▶ _Text to read_
__________________________________________________

# Mud Muckers Spring Fling April 12-14



## DirtyBrutes

Got a group of 9 so far. Who all is going?


----------



## DirtyBrutes

Nobody?


----------



## JPs300

We're thinking about it, instead of going to RYC the weekend before. - Hate missing a Trucks Gone Wild event, but don't think it's worth the new raised price of $60 per head to get in. 

Will depend on if everyone can get Friday off. Pretty good haul for us, so need enough ride time to justify it.


----------



## backwoodsboy70

a bunch from my group are goin we only live like 35 mins away


----------



## brute12

Im goin


----------



## backwoodsboy70

i hope we get alot of rain before then !!


----------



## brute12

I was there last weekend an the creek was actually really deep for how dry its been


----------



## DirtyBrutes

This will be our groups first time. If y'all have any pointers let me know. Hope to meet a few of you that weekend.


----------



## Ole Nasty

I'm out with a broken ankle or else I'd be there.


----------



## Addicted2Nitro

I should be there as long as Catvos gets my lift out in time, and my engine parts show up. We will have a small group about 6 bikes.


----------



## brute12

If u like water riding go to concrete bridge or powerlines its alot of fun powerlines is a good ride from where u park by far best place i have ever rode ill be out there with a good group


----------



## backwoodsboy70

place is an absolute blast


----------



## wideawakejake

is this for this weekend? if so, anyonegoing to be riding there sunday? i would make the trip with my son if so. just dont know were it is ?

---------- Post added at 05:53 PM ---------- Previous post was at 05:24 PM ----------

ok sorry. just seen the dates on the top post. think im in so far


----------



## DirtyBrutes

We are heading up Friday morning and leaving Sunday sometime.


----------



## DirtyBrutes

Well everyone that was going with me and the.wife has backed out. Hope to meet some new people to ride with.


----------



## backwoodsboy70

me n some of my buddies will be out there still


----------



## Addicted2Nitro

So far looks like we should have a pretty good group together, but will see when it gets closer. Be there Friday leave late Sunday.


----------



## backwoodsboy70

sweet i just hope we get some good rain before then


----------



## brute12

The bridge dosent need any rain haha almost up to my dash goin to bridge an back in march!


----------



## backwoodsboy70

i went in feb it was deep in theree i went theu the whole thing on my brute


----------



## cameronthayer

I cant decide on mud muckers or east coast off road park for trucks gone wild.


----------



## No_Substitue_For_A_Brute

cameronthayer said:


> I cant decide on mud muckers or east coast off road park for trucks gone wild.


That's easy. If you're wanting to ride the ATV mud muckers is where to be. If you're taking a truck ECORP is the better choice.

__________________________________________________

▶ _Records shown_
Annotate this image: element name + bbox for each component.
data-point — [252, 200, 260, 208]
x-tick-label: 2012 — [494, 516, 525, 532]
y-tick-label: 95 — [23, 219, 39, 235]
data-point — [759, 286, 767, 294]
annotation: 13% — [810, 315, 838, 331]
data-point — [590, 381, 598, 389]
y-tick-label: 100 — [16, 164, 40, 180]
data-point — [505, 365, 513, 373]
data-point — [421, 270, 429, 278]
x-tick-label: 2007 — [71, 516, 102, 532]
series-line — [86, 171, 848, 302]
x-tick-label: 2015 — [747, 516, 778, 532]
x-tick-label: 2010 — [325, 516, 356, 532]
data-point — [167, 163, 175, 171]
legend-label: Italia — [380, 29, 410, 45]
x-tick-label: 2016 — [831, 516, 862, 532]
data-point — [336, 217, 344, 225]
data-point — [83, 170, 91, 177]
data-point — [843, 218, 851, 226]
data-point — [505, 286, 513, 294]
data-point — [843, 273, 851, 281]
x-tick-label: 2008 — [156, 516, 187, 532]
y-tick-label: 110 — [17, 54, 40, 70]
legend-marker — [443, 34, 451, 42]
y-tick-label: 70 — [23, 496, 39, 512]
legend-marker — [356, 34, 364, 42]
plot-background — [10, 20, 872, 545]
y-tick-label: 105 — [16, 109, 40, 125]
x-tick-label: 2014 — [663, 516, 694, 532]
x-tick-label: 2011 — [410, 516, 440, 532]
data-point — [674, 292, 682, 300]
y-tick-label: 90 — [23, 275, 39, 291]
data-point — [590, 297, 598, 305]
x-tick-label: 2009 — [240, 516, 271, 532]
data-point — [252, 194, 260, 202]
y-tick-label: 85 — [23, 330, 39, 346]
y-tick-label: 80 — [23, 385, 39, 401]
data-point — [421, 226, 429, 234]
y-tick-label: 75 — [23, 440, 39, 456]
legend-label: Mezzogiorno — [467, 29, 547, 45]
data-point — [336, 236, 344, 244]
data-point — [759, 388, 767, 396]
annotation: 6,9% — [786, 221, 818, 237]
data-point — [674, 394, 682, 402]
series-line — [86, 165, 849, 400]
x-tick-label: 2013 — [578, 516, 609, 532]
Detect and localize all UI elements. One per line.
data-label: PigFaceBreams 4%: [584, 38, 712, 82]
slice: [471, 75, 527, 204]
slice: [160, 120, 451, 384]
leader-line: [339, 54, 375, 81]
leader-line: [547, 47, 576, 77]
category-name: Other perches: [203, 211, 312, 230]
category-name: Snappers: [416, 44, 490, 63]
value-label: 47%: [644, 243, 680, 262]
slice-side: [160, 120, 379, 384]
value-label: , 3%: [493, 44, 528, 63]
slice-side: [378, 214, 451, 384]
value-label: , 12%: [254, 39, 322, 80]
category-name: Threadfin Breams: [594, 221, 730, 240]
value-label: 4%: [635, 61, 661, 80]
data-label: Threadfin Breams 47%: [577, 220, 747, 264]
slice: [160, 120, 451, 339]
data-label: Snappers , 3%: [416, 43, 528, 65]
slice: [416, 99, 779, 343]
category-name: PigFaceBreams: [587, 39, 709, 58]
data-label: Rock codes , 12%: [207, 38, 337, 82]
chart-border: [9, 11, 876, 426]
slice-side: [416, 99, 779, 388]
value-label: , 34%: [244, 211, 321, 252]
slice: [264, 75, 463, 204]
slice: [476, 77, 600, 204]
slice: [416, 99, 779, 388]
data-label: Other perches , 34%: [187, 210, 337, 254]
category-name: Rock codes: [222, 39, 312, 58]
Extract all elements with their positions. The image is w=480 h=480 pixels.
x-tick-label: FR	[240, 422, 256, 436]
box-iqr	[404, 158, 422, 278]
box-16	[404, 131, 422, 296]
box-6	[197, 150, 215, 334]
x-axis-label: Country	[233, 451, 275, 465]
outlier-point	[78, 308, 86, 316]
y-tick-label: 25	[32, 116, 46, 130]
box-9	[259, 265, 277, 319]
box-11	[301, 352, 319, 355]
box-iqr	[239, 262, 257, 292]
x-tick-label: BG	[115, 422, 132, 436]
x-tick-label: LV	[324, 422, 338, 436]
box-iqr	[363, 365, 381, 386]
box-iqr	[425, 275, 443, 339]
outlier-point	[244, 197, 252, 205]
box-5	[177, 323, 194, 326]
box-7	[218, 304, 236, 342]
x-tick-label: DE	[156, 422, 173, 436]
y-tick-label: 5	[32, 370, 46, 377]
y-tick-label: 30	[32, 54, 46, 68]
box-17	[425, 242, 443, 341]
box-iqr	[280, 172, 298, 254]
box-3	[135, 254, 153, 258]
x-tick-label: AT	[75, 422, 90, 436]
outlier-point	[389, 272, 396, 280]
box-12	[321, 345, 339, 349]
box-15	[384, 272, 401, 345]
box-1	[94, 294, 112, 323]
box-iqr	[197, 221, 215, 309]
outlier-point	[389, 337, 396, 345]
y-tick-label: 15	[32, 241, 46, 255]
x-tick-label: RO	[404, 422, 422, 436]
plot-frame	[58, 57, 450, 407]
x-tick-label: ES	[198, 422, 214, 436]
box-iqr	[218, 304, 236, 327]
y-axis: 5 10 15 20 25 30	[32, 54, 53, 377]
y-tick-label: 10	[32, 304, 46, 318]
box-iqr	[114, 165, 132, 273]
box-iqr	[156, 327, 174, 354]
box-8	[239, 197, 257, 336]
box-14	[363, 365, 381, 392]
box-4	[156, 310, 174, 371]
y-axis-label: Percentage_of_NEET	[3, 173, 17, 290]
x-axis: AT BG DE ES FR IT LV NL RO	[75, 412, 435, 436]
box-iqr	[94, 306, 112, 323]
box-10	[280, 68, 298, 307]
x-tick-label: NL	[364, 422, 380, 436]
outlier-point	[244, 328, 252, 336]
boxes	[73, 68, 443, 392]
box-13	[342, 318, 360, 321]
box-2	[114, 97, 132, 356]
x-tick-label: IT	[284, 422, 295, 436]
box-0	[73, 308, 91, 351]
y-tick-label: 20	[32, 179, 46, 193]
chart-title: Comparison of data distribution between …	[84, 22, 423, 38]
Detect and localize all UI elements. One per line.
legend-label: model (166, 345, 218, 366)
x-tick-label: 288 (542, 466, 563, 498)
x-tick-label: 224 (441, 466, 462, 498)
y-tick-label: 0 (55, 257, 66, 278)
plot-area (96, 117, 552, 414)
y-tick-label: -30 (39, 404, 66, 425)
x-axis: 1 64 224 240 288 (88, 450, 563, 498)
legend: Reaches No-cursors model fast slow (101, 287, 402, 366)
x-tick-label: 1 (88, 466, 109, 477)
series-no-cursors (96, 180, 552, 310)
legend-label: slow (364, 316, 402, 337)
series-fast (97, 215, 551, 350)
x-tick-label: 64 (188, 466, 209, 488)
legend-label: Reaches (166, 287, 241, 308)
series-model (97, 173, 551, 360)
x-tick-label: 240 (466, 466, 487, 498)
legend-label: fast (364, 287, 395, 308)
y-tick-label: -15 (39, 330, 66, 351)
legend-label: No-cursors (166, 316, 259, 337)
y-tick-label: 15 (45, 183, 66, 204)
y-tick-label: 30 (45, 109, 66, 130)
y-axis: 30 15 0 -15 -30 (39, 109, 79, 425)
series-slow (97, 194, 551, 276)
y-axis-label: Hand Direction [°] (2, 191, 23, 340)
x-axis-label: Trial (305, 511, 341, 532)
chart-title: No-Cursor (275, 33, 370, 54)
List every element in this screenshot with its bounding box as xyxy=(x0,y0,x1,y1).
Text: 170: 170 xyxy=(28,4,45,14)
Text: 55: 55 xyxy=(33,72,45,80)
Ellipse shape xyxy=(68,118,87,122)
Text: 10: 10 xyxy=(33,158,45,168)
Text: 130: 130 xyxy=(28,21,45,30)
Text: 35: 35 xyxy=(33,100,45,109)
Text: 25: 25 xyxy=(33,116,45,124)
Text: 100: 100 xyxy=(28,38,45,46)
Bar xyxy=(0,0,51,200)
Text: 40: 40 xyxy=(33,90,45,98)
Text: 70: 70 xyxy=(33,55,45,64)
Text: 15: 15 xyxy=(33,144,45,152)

__________________________________________________

▶ _Requirement A_
In the forum thread, what raised entry price is given for the Trucks Gone Wild event at RYC?
▶ _Requirement B_
Please repeat the stretch of the forum thread from "ok sorry. just" through "leaving Sunday sometime.".
The rows have no connection to the forum thread.

▶ _Exercise solution A_
$60 per head.

▶ _Exercise solution B_
ok sorry. just seen the dates on the top post. think im in so far


----------



## DirtyBrutes

We are heading up Friday morning and leaving Sunday sometime.